# STATED GOAL:
Report the count of lines containing the word "JSON" in the entries below, and nothing more.

# RECORD LIST:
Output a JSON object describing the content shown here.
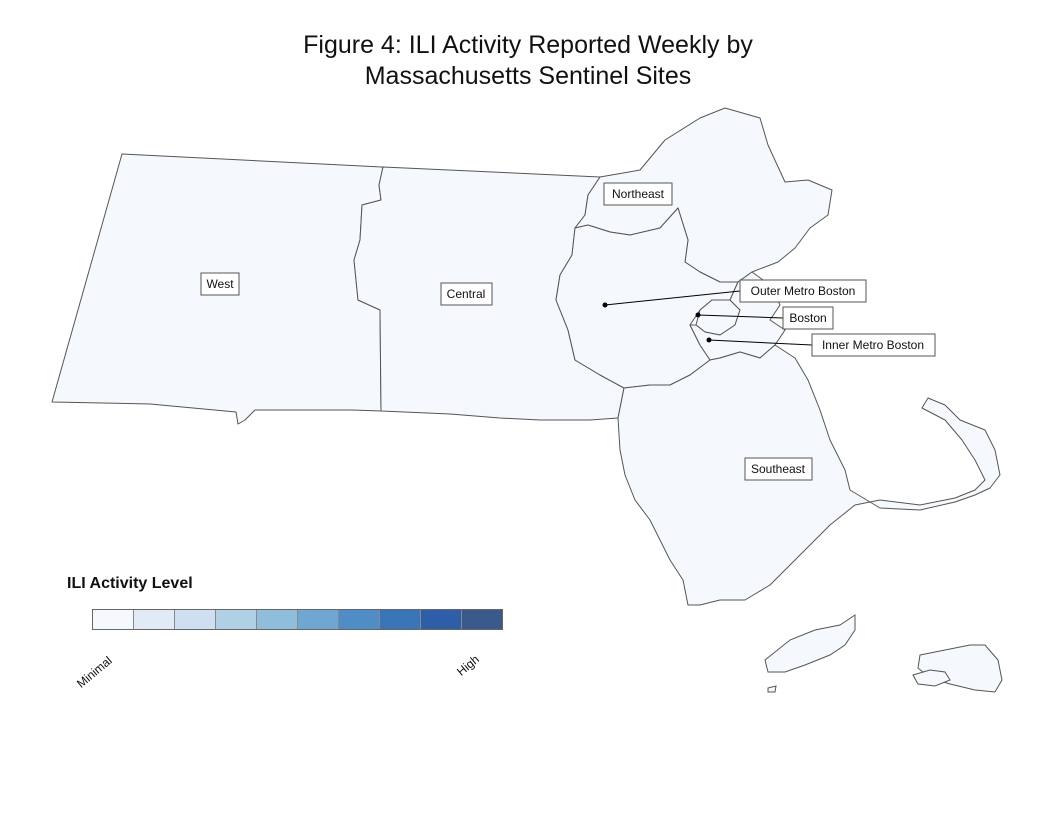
{
  "title": {
    "line1": "Figure 4: ILI Activity Reported Weekly by",
    "line2": "Massachusetts Sentinel Sites"
  },
  "regions": {
    "west": "West",
    "central": "Central",
    "northeast": "Northeast",
    "outer_metro_boston": "Outer Metro Boston",
    "boston": "Boston",
    "inner_metro_boston": "Inner Metro Boston",
    "southeast": "Southeast"
  },
  "legend": {
    "title": "ILI Activity Level",
    "min_label": "Minimal",
    "max_label": "High",
    "colors": [
      "#f5f9fd",
      "#e1ebf6",
      "#cddff0",
      "#b0d0e6",
      "#8ebedc",
      "#6ea8d2",
      "#4f8dc7",
      "#3a75b8",
      "#2f5ea8",
      "#3a5a8c"
    ]
  },
  "colors": {
    "region_fill": "#f5f9fd",
    "border": "#555555"
  }
}
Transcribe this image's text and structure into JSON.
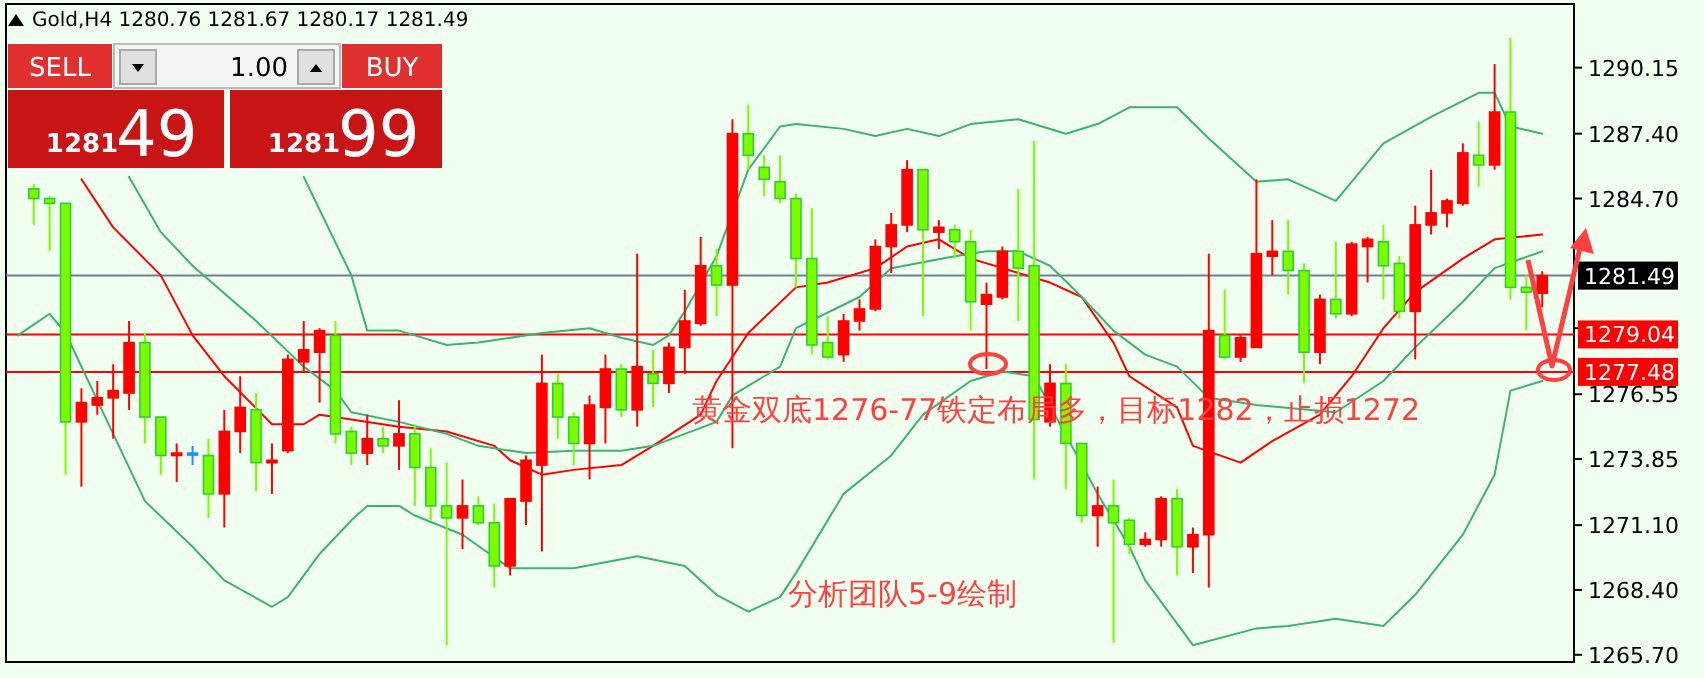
{
  "chart_data": {
    "type": "candlestick",
    "title": "Gold,H4 1280.76 1281.67 1280.17 1281.49",
    "categories": [
      null,
      null,
      null,
      null,
      null,
      null,
      null,
      null,
      null,
      null,
      null,
      null,
      null,
      null,
      null,
      null,
      null,
      null,
      null,
      null,
      null,
      null,
      null,
      null,
      null,
      null,
      null,
      null,
      null,
      null,
      null,
      null,
      null,
      null,
      null,
      null,
      null,
      null,
      null,
      null,
      null,
      null,
      null,
      null,
      null,
      null,
      null,
      null,
      null,
      null,
      null,
      null,
      null,
      null,
      null,
      null,
      null,
      null,
      null,
      null,
      null,
      null,
      null,
      null,
      null,
      null,
      null,
      null,
      null,
      null,
      null,
      null,
      null,
      null,
      null,
      null,
      null,
      null,
      null,
      null,
      null,
      null,
      null,
      null,
      null,
      null,
      null,
      null,
      null,
      null,
      null,
      null,
      null,
      null,
      null,
      null,
      null
    ],
    "ohlc": [
      null,
      [
        1285.1,
        1285.3,
        1283.6,
        1284.7
      ],
      [
        1284.7,
        1284.8,
        1282.5,
        1284.5
      ],
      [
        1284.5,
        1284.5,
        1273.2,
        1275.4
      ],
      [
        1275.4,
        1276.8,
        1272.7,
        1276.2
      ],
      [
        1276.1,
        1277.1,
        1275.7,
        1276.4
      ],
      [
        1276.4,
        1277.8,
        1274.7,
        1276.7
      ],
      [
        1276.6,
        1279.6,
        1275.9,
        1278.7
      ],
      [
        1278.7,
        1279.1,
        1274.5,
        1275.6
      ],
      [
        1275.6,
        1275.6,
        1273.2,
        1274.0
      ],
      [
        1274.0,
        1274.5,
        1272.9,
        1274.1
      ],
      [
        1274.1,
        1274.4,
        1273.6,
        1274.1
      ],
      [
        1274.0,
        1274.7,
        1271.4,
        1272.4
      ],
      [
        1272.4,
        1275.9,
        1271.0,
        1275.0
      ],
      [
        1275.0,
        1277.3,
        1274.1,
        1276.0
      ],
      [
        1275.9,
        1276.6,
        1272.5,
        1273.7
      ],
      [
        1273.7,
        1274.5,
        1272.4,
        1273.8
      ],
      [
        1274.2,
        1278.2,
        1274.1,
        1278.0
      ],
      [
        1277.9,
        1279.6,
        1277.5,
        1278.4
      ],
      [
        1278.3,
        1279.3,
        1276.2,
        1279.2
      ],
      [
        1279.0,
        1279.6,
        1274.5,
        1274.9
      ],
      [
        1275.0,
        1275.2,
        1273.6,
        1274.1
      ],
      [
        1274.1,
        1275.7,
        1273.6,
        1274.7
      ],
      [
        1274.7,
        1275.2,
        1274.1,
        1274.4
      ],
      [
        1274.4,
        1276.3,
        1273.4,
        1274.9
      ],
      [
        1274.9,
        1275.3,
        1271.9,
        1273.5
      ],
      [
        1273.5,
        1274.3,
        1271.3,
        1271.9
      ],
      [
        1271.9,
        1273.7,
        1266.1,
        1271.4
      ],
      [
        1271.4,
        1273.0,
        1270.1,
        1271.9
      ],
      [
        1271.9,
        1272.3,
        1271.1,
        1271.2
      ],
      [
        1271.2,
        1272.0,
        1268.5,
        1269.4
      ],
      [
        1269.4,
        1272.2,
        1269.0,
        1272.2
      ],
      [
        1272.1,
        1274.0,
        1271.1,
        1273.8
      ],
      [
        1273.6,
        1278.2,
        1270.0,
        1277.0
      ],
      [
        1277.0,
        1277.4,
        1274.7,
        1275.6
      ],
      [
        1275.6,
        1275.8,
        1273.6,
        1274.5
      ],
      [
        1274.5,
        1276.5,
        1273.0,
        1276.1
      ],
      [
        1276.0,
        1278.2,
        1274.5,
        1277.6
      ],
      [
        1277.6,
        1277.8,
        1275.6,
        1275.9
      ],
      [
        1275.9,
        1282.4,
        1275.2,
        1277.7
      ],
      [
        1277.4,
        1278.4,
        1276.0,
        1277.0
      ],
      [
        1277.0,
        1278.7,
        1276.6,
        1278.5
      ],
      [
        1278.5,
        1280.9,
        1277.4,
        1279.6
      ],
      [
        1279.5,
        1283.1,
        1279.4,
        1281.9
      ],
      [
        1281.9,
        1282.6,
        1279.8,
        1281.1
      ],
      [
        1281.1,
        1288.0,
        1274.3,
        1287.4
      ],
      [
        1287.4,
        1288.6,
        1285.9,
        1286.5
      ],
      [
        1286.0,
        1286.5,
        1284.8,
        1285.5
      ],
      [
        1285.4,
        1286.5,
        1284.5,
        1284.7
      ],
      [
        1284.7,
        1284.9,
        1281.0,
        1282.2
      ],
      [
        1282.2,
        1284.3,
        1278.2,
        1278.6
      ],
      [
        1278.7,
        1279.8,
        1278.0,
        1278.1
      ],
      [
        1278.2,
        1279.9,
        1277.9,
        1279.6
      ],
      [
        1279.6,
        1280.5,
        1279.2,
        1280.1
      ],
      [
        1280.1,
        1283.0,
        1280.0,
        1282.7
      ],
      [
        1282.7,
        1284.1,
        1281.6,
        1283.6
      ],
      [
        1283.6,
        1286.3,
        1283.3,
        1285.9
      ],
      [
        1285.9,
        1285.9,
        1279.8,
        1283.4
      ],
      [
        1283.3,
        1283.8,
        1282.6,
        1283.5
      ],
      [
        1283.4,
        1283.6,
        1282.2,
        1282.9
      ],
      [
        1282.9,
        1283.4,
        1279.2,
        1280.4
      ],
      [
        1280.3,
        1281.2,
        1277.6,
        1280.7
      ],
      [
        1280.6,
        1282.7,
        1280.5,
        1282.5
      ],
      [
        1282.5,
        1285.1,
        1279.6,
        1281.8
      ],
      [
        1281.9,
        1287.1,
        1273.0,
        1275.5
      ],
      [
        1275.4,
        1277.8,
        1275.2,
        1277.0
      ],
      [
        1277.0,
        1277.8,
        1272.6,
        1274.5
      ],
      [
        1274.5,
        1274.5,
        1271.2,
        1271.5
      ],
      [
        1271.5,
        1272.7,
        1270.2,
        1271.9
      ],
      [
        1271.9,
        1273.0,
        1266.2,
        1271.2
      ],
      [
        1271.3,
        1271.4,
        1269.9,
        1270.3
      ],
      [
        1270.3,
        1270.8,
        1270.2,
        1270.5
      ],
      [
        1270.5,
        1272.3,
        1270.2,
        1272.2
      ],
      [
        1272.2,
        1272.6,
        1269.0,
        1270.2
      ],
      [
        1270.2,
        1271.0,
        1269.1,
        1270.7
      ],
      [
        1270.7,
        1282.4,
        1268.5,
        1279.2
      ],
      [
        1279.0,
        1280.9,
        1278.0,
        1278.1
      ],
      [
        1278.1,
        1279.0,
        1277.9,
        1278.9
      ],
      [
        1278.5,
        1285.5,
        1278.5,
        1282.4
      ],
      [
        1282.3,
        1283.8,
        1281.5,
        1282.5
      ],
      [
        1282.5,
        1283.8,
        1280.7,
        1281.7
      ],
      [
        1281.7,
        1282.0,
        1277.0,
        1278.3
      ],
      [
        1278.3,
        1280.7,
        1277.8,
        1280.5
      ],
      [
        1280.5,
        1282.9,
        1279.7,
        1279.9
      ],
      [
        1279.9,
        1282.9,
        1279.8,
        1282.8
      ],
      [
        1282.7,
        1283.1,
        1281.2,
        1283.0
      ],
      [
        1282.9,
        1283.6,
        1280.5,
        1281.9
      ],
      [
        1282.0,
        1282.3,
        1279.7,
        1280.0
      ],
      [
        1280.0,
        1284.4,
        1278.0,
        1283.6
      ],
      [
        1283.6,
        1285.9,
        1283.2,
        1284.1
      ],
      [
        1284.1,
        1284.7,
        1283.5,
        1284.6
      ],
      [
        1284.5,
        1287.0,
        1284.4,
        1286.6
      ],
      [
        1286.5,
        1287.9,
        1285.2,
        1286.1
      ],
      [
        1286.1,
        1290.3,
        1285.9,
        1288.3
      ],
      [
        1288.3,
        1291.4,
        1280.5,
        1281.0
      ],
      [
        1281.0,
        1281.5,
        1279.2,
        1280.8
      ],
      [
        1280.76,
        1281.67,
        1280.17,
        1281.49
      ]
    ],
    "colors": [
      null,
      "#7cfc00",
      "#7cfc00",
      "#7cfc00",
      "#ff0000",
      "#ff0000",
      "#ff0000",
      "#ff0000",
      "#7cfc00",
      "#7cfc00",
      "#ff0000",
      "#1e90ff",
      "#7cfc00",
      "#ff0000",
      "#ff0000",
      "#7cfc00",
      "#ff0000",
      "#ff0000",
      "#ff0000",
      "#ff0000",
      "#7cfc00",
      "#7cfc00",
      "#ff0000",
      "#7cfc00",
      "#ff0000",
      "#7cfc00",
      "#7cfc00",
      "#7cfc00",
      "#ff0000",
      "#7cfc00",
      "#7cfc00",
      "#ff0000",
      "#ff0000",
      "#ff0000",
      "#7cfc00",
      "#7cfc00",
      "#ff0000",
      "#ff0000",
      "#7cfc00",
      "#ff0000",
      "#7cfc00",
      "#ff0000",
      "#ff0000",
      "#ff0000",
      "#7cfc00",
      "#ff0000",
      "#7cfc00",
      "#7cfc00",
      "#7cfc00",
      "#7cfc00",
      "#7cfc00",
      "#7cfc00",
      "#ff0000",
      "#ff0000",
      "#ff0000",
      "#ff0000",
      "#ff0000",
      "#7cfc00",
      "#ff0000",
      "#7cfc00",
      "#7cfc00",
      "#ff0000",
      "#ff0000",
      "#7cfc00",
      "#7cfc00",
      "#ff0000",
      "#7cfc00",
      "#7cfc00",
      "#ff0000",
      "#7cfc00",
      "#7cfc00",
      "#ff0000",
      "#ff0000",
      "#7cfc00",
      "#ff0000",
      "#ff0000",
      "#7cfc00",
      "#ff0000",
      "#ff0000",
      "#ff0000",
      "#7cfc00",
      "#7cfc00",
      "#ff0000",
      "#7cfc00",
      "#ff0000",
      "#ff0000",
      "#7cfc00",
      "#7cfc00",
      "#ff0000",
      "#ff0000",
      "#ff0000",
      "#ff0000",
      "#7cfc00",
      "#ff0000",
      "#7cfc00",
      "#7cfc00",
      "#ff0000"
    ],
    "series": [
      {
        "type": "line",
        "color": "#ff0000",
        "values": [
          null,
          null,
          null,
          null,
          1285.5,
          null,
          1283.5,
          null,
          null,
          1281.5,
          null,
          1279.0,
          null,
          1277.3,
          null,
          null,
          1275.3,
          null,
          1275.3,
          1275.7,
          null,
          1275.5,
          null,
          null,
          1275.2,
          null,
          null,
          1275.0,
          null,
          null,
          1274.4,
          1273.8,
          null,
          1273.2,
          null,
          1273.4,
          null,
          null,
          1273.6,
          null,
          1274.4,
          null,
          null,
          1275.7,
          1277.1,
          null,
          1279.1,
          null,
          null,
          1281.0,
          null,
          1281.2,
          null,
          null,
          1281.8,
          null,
          1282.7,
          null,
          1283.0,
          null,
          1282.2,
          null,
          1281.8,
          null,
          null,
          1281.2,
          null,
          1280.6,
          null,
          1278.7,
          1277.3,
          null,
          null,
          1276.0,
          1274.4,
          null,
          null,
          1273.7,
          null,
          1274.6,
          null,
          null,
          1275.7,
          null,
          1277.3,
          null,
          1279.3,
          null,
          1280.8,
          null,
          null,
          1282.2,
          null,
          1283.0,
          null,
          null,
          1283.2
        ]
      },
      {
        "type": "line",
        "color": "#3cb371",
        "values": [
          null,
          null,
          null,
          null,
          null,
          null,
          null,
          null,
          null,
          null,
          null,
          null,
          null,
          null,
          null,
          null,
          null,
          null,
          1285.6,
          null,
          null,
          1281.5,
          1279.2,
          null,
          1279.2,
          1279.0,
          null,
          1278.6,
          null,
          1278.7,
          null,
          null,
          null,
          1279.1,
          null,
          null,
          1279.3,
          null,
          1278.9,
          null,
          1278.6,
          1279.0,
          1280.0,
          null,
          1282.3,
          null,
          1285.9,
          null,
          1287.7,
          1287.8,
          null,
          null,
          1287.6,
          null,
          1287.3,
          null,
          1287.6,
          null,
          1287.3,
          null,
          1287.8,
          null,
          null,
          1288.0,
          null,
          null,
          1287.4,
          null,
          1287.8,
          null,
          1288.5,
          null,
          null,
          1288.5,
          null,
          1287.2,
          null,
          1286.0,
          1285.4,
          null,
          1285.5,
          null,
          null,
          1284.6,
          null,
          null,
          1287.0,
          null,
          null,
          1288.1,
          null,
          null,
          1289.1,
          1289.1,
          1287.7,
          null,
          1287.4
        ]
      },
      {
        "type": "line",
        "color": "#3cb371",
        "values": [
          null,
          null,
          null,
          null,
          null,
          null,
          null,
          1285.6,
          null,
          1283.3,
          null,
          1281.9,
          null,
          null,
          null,
          1279.6,
          null,
          null,
          1277.7,
          null,
          1276.7,
          1275.8,
          null,
          null,
          1275.4,
          null,
          null,
          1274.9,
          null,
          1274.4,
          null,
          null,
          1274.1,
          null,
          null,
          1274.2,
          null,
          null,
          1274.2,
          null,
          1274.4,
          null,
          1274.9,
          null,
          1275.4,
          1276.5,
          null,
          null,
          1277.7,
          1279.3,
          null,
          null,
          null,
          1280.6,
          null,
          1281.8,
          null,
          null,
          null,
          1282.3,
          null,
          1282.5,
          null,
          1282.5,
          null,
          1281.9,
          null,
          1280.6,
          null,
          1279.2,
          null,
          1278.2,
          null,
          1277.7,
          null,
          1276.4,
          null,
          null,
          1276.1,
          null,
          null,
          null,
          null,
          1275.8,
          null,
          null,
          1277.1,
          null,
          1278.5,
          null,
          null,
          1280.4,
          null,
          1281.8,
          null,
          null,
          1282.5
        ]
      },
      {
        "type": "line",
        "color": "#3cb371",
        "values": [
          1279.0,
          null,
          1279.9,
          1279.1,
          null,
          null,
          1274.9,
          null,
          1272.1,
          null,
          null,
          1270.2,
          null,
          1268.8,
          null,
          null,
          1267.7,
          1268.1,
          null,
          1269.9,
          null,
          1271.3,
          1271.9,
          null,
          1271.9,
          1271.5,
          null,
          null,
          1270.7,
          null,
          null,
          1269.3,
          null,
          null,
          null,
          1269.3,
          null,
          null,
          null,
          1269.8,
          null,
          null,
          1269.4,
          null,
          1268.2,
          null,
          1267.5,
          null,
          1268.1,
          1269.1,
          null,
          null,
          1272.4,
          null,
          null,
          1274.0,
          null,
          1275.7,
          null,
          null,
          1277.1,
          null,
          1277.5,
          null,
          1277.3,
          null,
          null,
          null,
          1272.4,
          null,
          1270.2,
          1268.8,
          null,
          null,
          1266.1,
          null,
          null,
          null,
          1266.8,
          null,
          1266.9,
          null,
          null,
          1267.2,
          null,
          null,
          1266.9,
          null,
          1268.2,
          null,
          null,
          1270.7,
          null,
          1273.2,
          1276.7,
          null,
          1277.1
        ]
      }
    ],
    "ylim": [
      1265.4,
      1292.8
    ],
    "yticks": [
      {
        "value": 1290.15,
        "label": "1290.15"
      },
      {
        "value": 1287.4,
        "label": "1287.40"
      },
      {
        "value": 1284.7,
        "label": "1284.70"
      },
      {
        "value": 1282.0,
        "label": null
      },
      {
        "value": 1279.3,
        "label": null
      },
      {
        "value": 1276.55,
        "label": "1276.55"
      },
      {
        "value": 1273.85,
        "label": "1273.85"
      },
      {
        "value": 1271.1,
        "label": "1271.10"
      },
      {
        "value": 1268.4,
        "label": "1268.40"
      },
      {
        "value": 1265.7,
        "label": "1265.70"
      }
    ],
    "tick_labels": "y",
    "ref_lines": [
      {
        "axis": "y",
        "value": 1281.49,
        "label": "1281.49",
        "color": "#708090"
      },
      {
        "axis": "y",
        "value": 1279.04,
        "label": "1279.04",
        "color": "#ff0000"
      },
      {
        "axis": "y",
        "value": 1277.48,
        "label": "1277.48",
        "color": "#ff0000"
      }
    ],
    "annotations": [
      "黄金双底1276-77铁定布局多，目标1282，止损1272",
      "分析团队5-9绘制",
      "SELL",
      "1.00",
      "BUY",
      "1281",
      "49",
      "1281",
      "99"
    ]
  }
}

# FINISHED TASK:
2